[Begin PROVIDED DATA]

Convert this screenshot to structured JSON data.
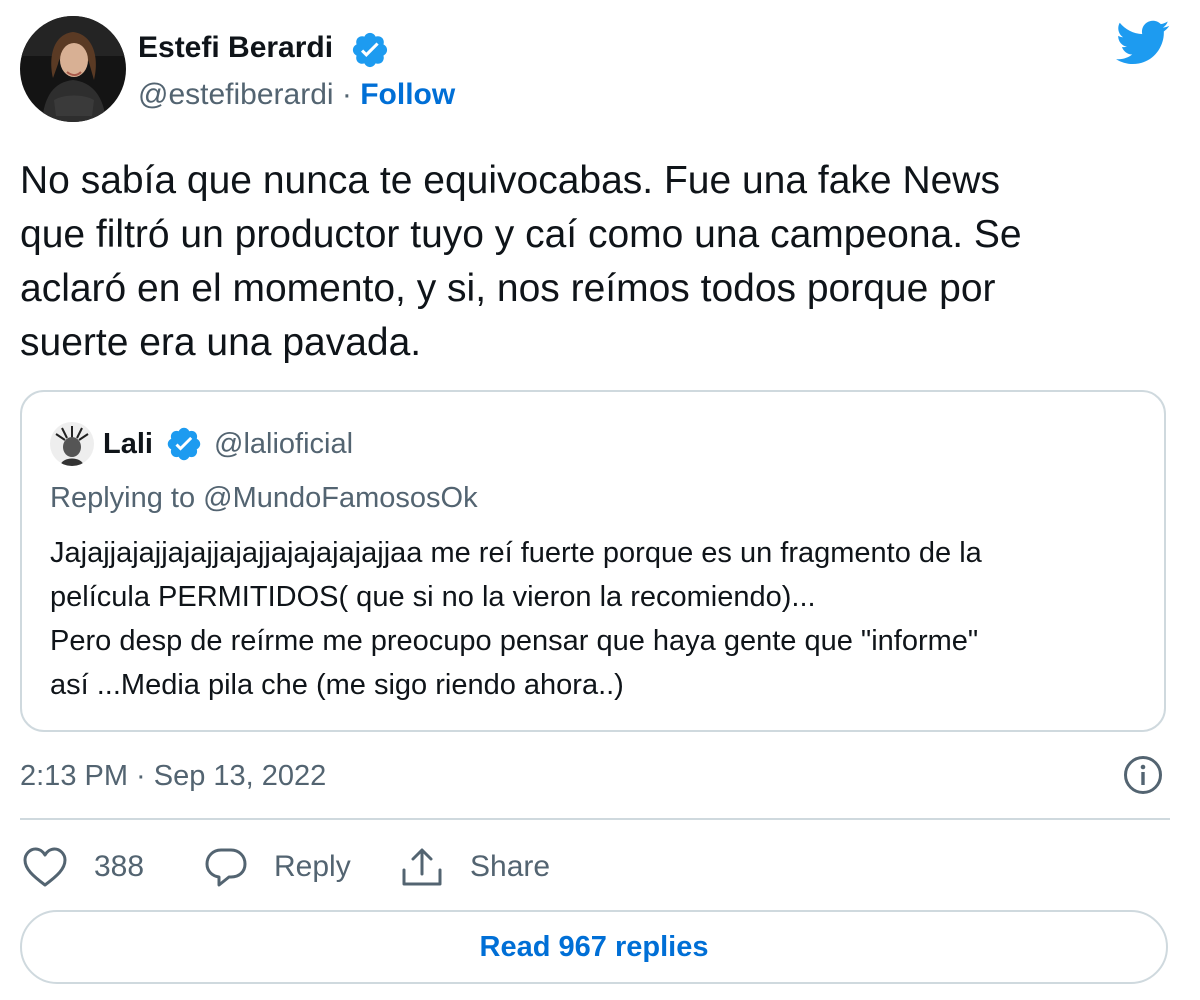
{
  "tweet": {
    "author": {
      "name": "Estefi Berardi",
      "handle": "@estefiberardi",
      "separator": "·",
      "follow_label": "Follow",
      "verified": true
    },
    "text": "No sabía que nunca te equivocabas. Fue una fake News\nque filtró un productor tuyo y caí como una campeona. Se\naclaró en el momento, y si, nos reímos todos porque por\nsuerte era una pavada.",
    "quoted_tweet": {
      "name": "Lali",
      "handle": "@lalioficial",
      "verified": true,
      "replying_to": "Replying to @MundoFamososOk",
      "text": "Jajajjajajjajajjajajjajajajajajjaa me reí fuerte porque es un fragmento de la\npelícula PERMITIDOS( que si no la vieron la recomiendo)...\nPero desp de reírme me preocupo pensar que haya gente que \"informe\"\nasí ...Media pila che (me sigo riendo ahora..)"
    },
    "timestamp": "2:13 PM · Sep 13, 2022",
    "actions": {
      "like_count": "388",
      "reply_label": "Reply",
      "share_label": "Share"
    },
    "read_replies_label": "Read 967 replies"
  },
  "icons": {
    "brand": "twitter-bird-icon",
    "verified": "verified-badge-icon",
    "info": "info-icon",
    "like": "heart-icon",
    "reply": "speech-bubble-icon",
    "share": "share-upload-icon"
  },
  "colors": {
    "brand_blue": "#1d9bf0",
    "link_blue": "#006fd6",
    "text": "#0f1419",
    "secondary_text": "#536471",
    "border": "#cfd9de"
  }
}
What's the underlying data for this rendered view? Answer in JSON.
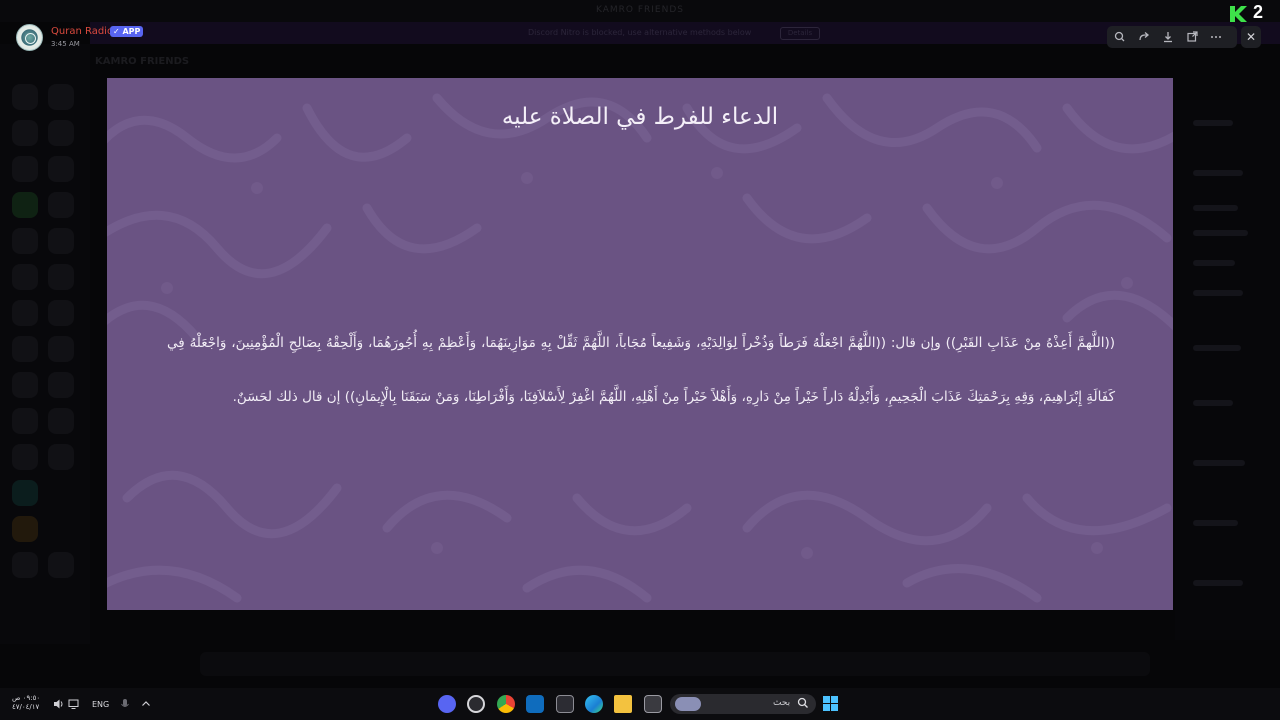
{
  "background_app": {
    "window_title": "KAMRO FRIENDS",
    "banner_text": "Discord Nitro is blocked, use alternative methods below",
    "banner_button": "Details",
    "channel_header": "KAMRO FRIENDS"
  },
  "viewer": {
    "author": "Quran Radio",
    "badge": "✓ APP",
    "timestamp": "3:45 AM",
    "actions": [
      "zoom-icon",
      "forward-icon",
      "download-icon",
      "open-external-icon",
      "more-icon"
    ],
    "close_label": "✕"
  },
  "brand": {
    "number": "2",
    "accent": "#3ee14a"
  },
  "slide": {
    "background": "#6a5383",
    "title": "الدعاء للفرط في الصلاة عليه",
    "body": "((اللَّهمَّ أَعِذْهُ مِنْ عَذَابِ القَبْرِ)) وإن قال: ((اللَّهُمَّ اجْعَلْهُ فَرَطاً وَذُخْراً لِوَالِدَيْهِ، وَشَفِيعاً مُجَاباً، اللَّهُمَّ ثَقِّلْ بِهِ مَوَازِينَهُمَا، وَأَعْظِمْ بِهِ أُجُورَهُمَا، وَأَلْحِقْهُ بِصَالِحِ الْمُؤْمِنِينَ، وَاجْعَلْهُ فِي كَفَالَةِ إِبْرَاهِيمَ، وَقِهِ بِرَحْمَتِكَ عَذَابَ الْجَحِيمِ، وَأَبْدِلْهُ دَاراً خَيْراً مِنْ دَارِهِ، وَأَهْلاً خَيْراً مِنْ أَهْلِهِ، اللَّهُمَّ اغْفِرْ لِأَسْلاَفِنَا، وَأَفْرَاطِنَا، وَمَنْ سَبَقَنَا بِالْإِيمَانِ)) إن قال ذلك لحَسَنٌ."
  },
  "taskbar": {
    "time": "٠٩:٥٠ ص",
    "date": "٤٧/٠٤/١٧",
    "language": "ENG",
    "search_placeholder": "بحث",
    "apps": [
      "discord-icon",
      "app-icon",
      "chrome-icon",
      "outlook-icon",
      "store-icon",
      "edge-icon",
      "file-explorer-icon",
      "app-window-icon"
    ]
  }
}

[End PROVIDED DATA]

### EXERCISE REQUIREMENTS
Repeat each entry exactly. Pictures do not belong in the copy.

### CORRECT ANSWER
Convert this screenshot to structured JSON data.
{
  "tweet": {
    "author": {
      "name": "Estefi Berardi",
      "handle": "@estefiberardi",
      "separator": "·",
      "follow_label": "Follow",
      "verified": true
    },
    "text": "No sabía que nunca te equivocabas. Fue una fake News\nque filtró un productor tuyo y caí como una campeona. Se\naclaró en el momento, y si, nos reímos todos porque por\nsuerte era una pavada.",
    "quoted_tweet": {
      "name": "Lali",
      "handle": "@lalioficial",
      "verified": true,
      "replying_to": "Replying to @MundoFamososOk",
      "text": "Jajajjajajjajajjajajjajajajajajjaa me reí fuerte porque es un fragmento de la\npelícula PERMITIDOS( que si no la vieron la recomiendo)...\nPero desp de reírme me preocupo pensar que haya gente que \"informe\"\nasí ...Media pila che (me sigo riendo ahora..)"
    },
    "timestamp": "2:13 PM · Sep 13, 2022",
    "actions": {
      "like_count": "388",
      "reply_label": "Reply",
      "share_label": "Share"
    },
    "read_replies_label": "Read 967 replies"
  },
  "icons": {
    "brand": "twitter-bird-icon",
    "verified": "verified-badge-icon",
    "info": "info-icon",
    "like": "heart-icon",
    "reply": "speech-bubble-icon",
    "share": "share-upload-icon"
  },
  "colors": {
    "brand_blue": "#1d9bf0",
    "link_blue": "#006fd6",
    "text": "#0f1419",
    "secondary_text": "#536471",
    "border": "#cfd9de"
  }
}
What's the underlying data for this rendered view? Answer in JSON.
{
  "background_app": {
    "window_title": "KAMRO FRIENDS",
    "banner_text": "Discord Nitro is blocked, use alternative methods below",
    "banner_button": "Details",
    "channel_header": "KAMRO FRIENDS"
  },
  "viewer": {
    "author": "Quran Radio",
    "badge": "✓ APP",
    "timestamp": "3:45 AM",
    "actions": [
      "zoom-icon",
      "forward-icon",
      "download-icon",
      "open-external-icon",
      "more-icon"
    ],
    "close_label": "✕"
  },
  "brand": {
    "number": "2",
    "accent": "#3ee14a"
  },
  "slide": {
    "background": "#6a5383",
    "title": "الدعاء للفرط في الصلاة عليه",
    "body": "((اللَّهمَّ أَعِذْهُ مِنْ عَذَابِ القَبْرِ)) وإن قال: ((اللَّهُمَّ اجْعَلْهُ فَرَطاً وَذُخْراً لِوَالِدَيْهِ، وَشَفِيعاً مُجَاباً، اللَّهُمَّ ثَقِّلْ بِهِ مَوَازِينَهُمَا، وَأَعْظِمْ بِهِ أُجُورَهُمَا، وَأَلْحِقْهُ بِصَالِحِ الْمُؤْمِنِينَ، وَاجْعَلْهُ فِي كَفَالَةِ إِبْرَاهِيمَ، وَقِهِ بِرَحْمَتِكَ عَذَابَ الْجَحِيمِ، وَأَبْدِلْهُ دَاراً خَيْراً مِنْ دَارِهِ، وَأَهْلاً خَيْراً مِنْ أَهْلِهِ، اللَّهُمَّ اغْفِرْ لِأَسْلاَفِنَا، وَأَفْرَاطِنَا، وَمَنْ سَبَقَنَا بِالْإِيمَانِ)) إن قال ذلك لحَسَنٌ."
  },
  "taskbar": {
    "time": "٠٩:٥٠ ص",
    "date": "٤٧/٠٤/١٧",
    "language": "ENG",
    "search_placeholder": "بحث",
    "apps": [
      "discord-icon",
      "app-icon",
      "chrome-icon",
      "outlook-icon",
      "store-icon",
      "edge-icon",
      "file-explorer-icon",
      "app-window-icon"
    ]
  }
}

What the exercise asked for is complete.